Stated problem:
From the entries that follow, gather each line holding the word "theo".
** BEGIN **
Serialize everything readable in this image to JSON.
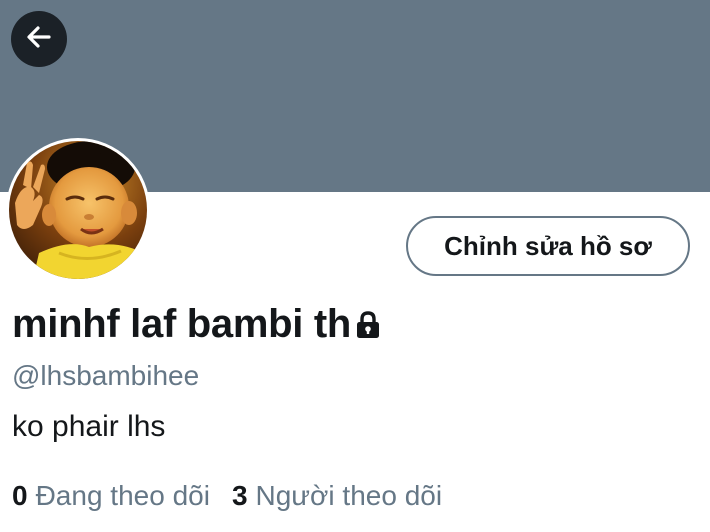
{
  "header": {
    "banner_color": "#657786",
    "back_icon": "arrow-left-icon"
  },
  "profile": {
    "avatar_icon": "profile-photo",
    "edit_button_label": "Chỉnh sửa hồ sơ",
    "display_name": "minhf laf bambi th",
    "protected_icon": "lock-icon",
    "handle": "@lhsbambihee",
    "bio": "ko phair lhs"
  },
  "stats": {
    "following_count": "0",
    "following_label": "Đang theo dõi",
    "followers_count": "3",
    "followers_label": "Người theo dõi"
  }
}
** END **
Task result:
    "following_label": "Đang theo dõi",
    "followers_label": "Người theo dõi"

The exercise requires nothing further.